──────── The records ────────
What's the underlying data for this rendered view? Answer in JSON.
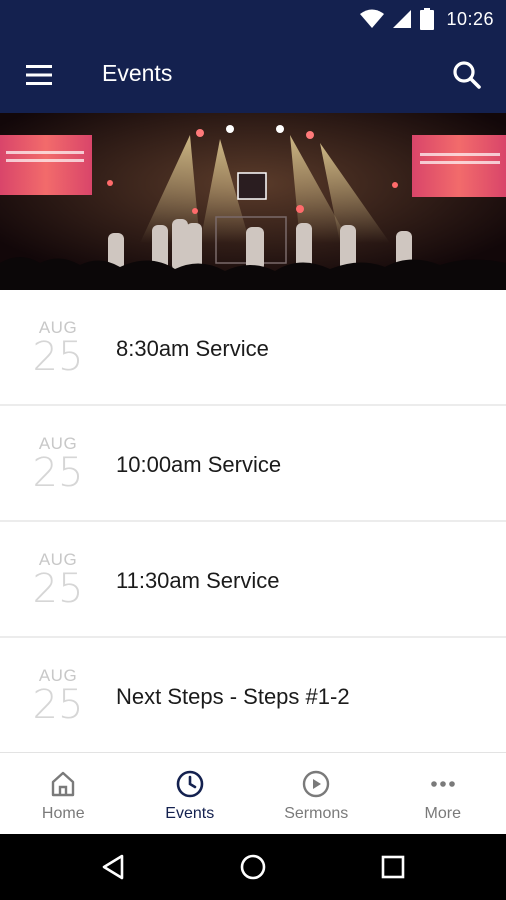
{
  "status_bar": {
    "time": "10:26"
  },
  "app_bar": {
    "title": "Events"
  },
  "events": [
    {
      "month": "AUG",
      "day": "25",
      "title": "8:30am Service"
    },
    {
      "month": "AUG",
      "day": "25",
      "title": "10:00am Service"
    },
    {
      "month": "AUG",
      "day": "25",
      "title": "11:30am Service"
    },
    {
      "month": "AUG",
      "day": "25",
      "title": "Next Steps - Steps #1-2"
    }
  ],
  "bottom_nav": {
    "items": [
      {
        "label": "Home",
        "icon": "home-icon",
        "active": false
      },
      {
        "label": "Events",
        "icon": "clock-icon",
        "active": true
      },
      {
        "label": "Sermons",
        "icon": "play-circle-icon",
        "active": false
      },
      {
        "label": "More",
        "icon": "more-dots-icon",
        "active": false
      }
    ]
  },
  "colors": {
    "primary": "#14214f",
    "inactive": "#7a7a7a",
    "date_gray": "#d0d0d0"
  }
}
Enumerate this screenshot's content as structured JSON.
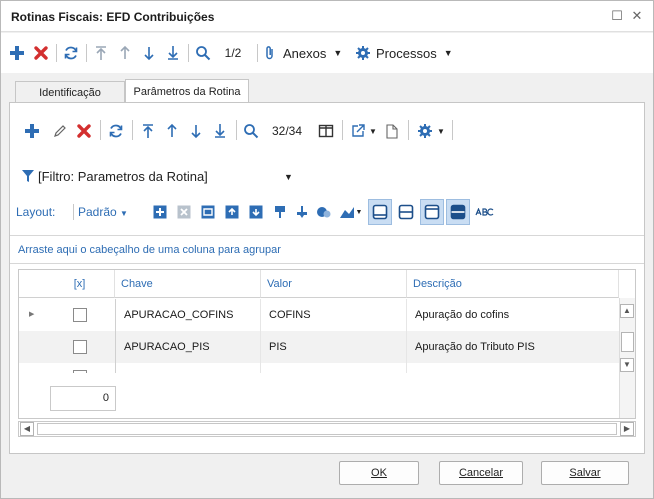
{
  "window": {
    "title": "Rotinas Fiscais: EFD Contribuições",
    "maximize_glyph": "☐",
    "close_glyph": "✕"
  },
  "toolbar_main": {
    "record_position": "1/2",
    "anexos_label": "Anexos",
    "processos_label": "Processos",
    "icons": [
      "add-icon",
      "delete-icon",
      "refresh-icon",
      "first-record-icon",
      "previous-record-icon",
      "next-record-icon",
      "last-record-icon",
      "search-icon",
      "paperclip-icon",
      "gear-icon"
    ]
  },
  "tabs": [
    {
      "label": "Identificação",
      "active": false
    },
    {
      "label": "Parâmetros da Rotina",
      "active": true
    }
  ],
  "toolbar_grid": {
    "record_position": "32/34"
  },
  "filter": {
    "label": "[Filtro: Parametros da Rotina]"
  },
  "layout": {
    "label": "Layout:",
    "value": "Padrão"
  },
  "group_hint": "Arraste aqui o cabeçalho de uma coluna para agrupar",
  "grid": {
    "columns": [
      "[x]",
      "Chave",
      "Valor",
      "Descrição"
    ],
    "rows": [
      {
        "checked": false,
        "chave": "APURACAO_COFINS",
        "valor": "COFINS",
        "descricao": "Apuração do cofins",
        "current": true
      },
      {
        "checked": false,
        "chave": "APURACAO_PIS",
        "valor": "PIS",
        "descricao": "Apuração do Tributo PIS",
        "current": false
      }
    ],
    "row_count": "0"
  },
  "buttons": {
    "ok_label": "OK",
    "cancel_label": "Cancelar",
    "save_label": "Salvar"
  },
  "colors": {
    "accent_blue": "#2e6db4",
    "delete_red": "#d32f2f",
    "toggle_active": "#c9ddf3"
  }
}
────────
Task directions: Copy each line of the data that contains the word "true".

Answer to the problem:
        "active": true
      "active": true
        "current": true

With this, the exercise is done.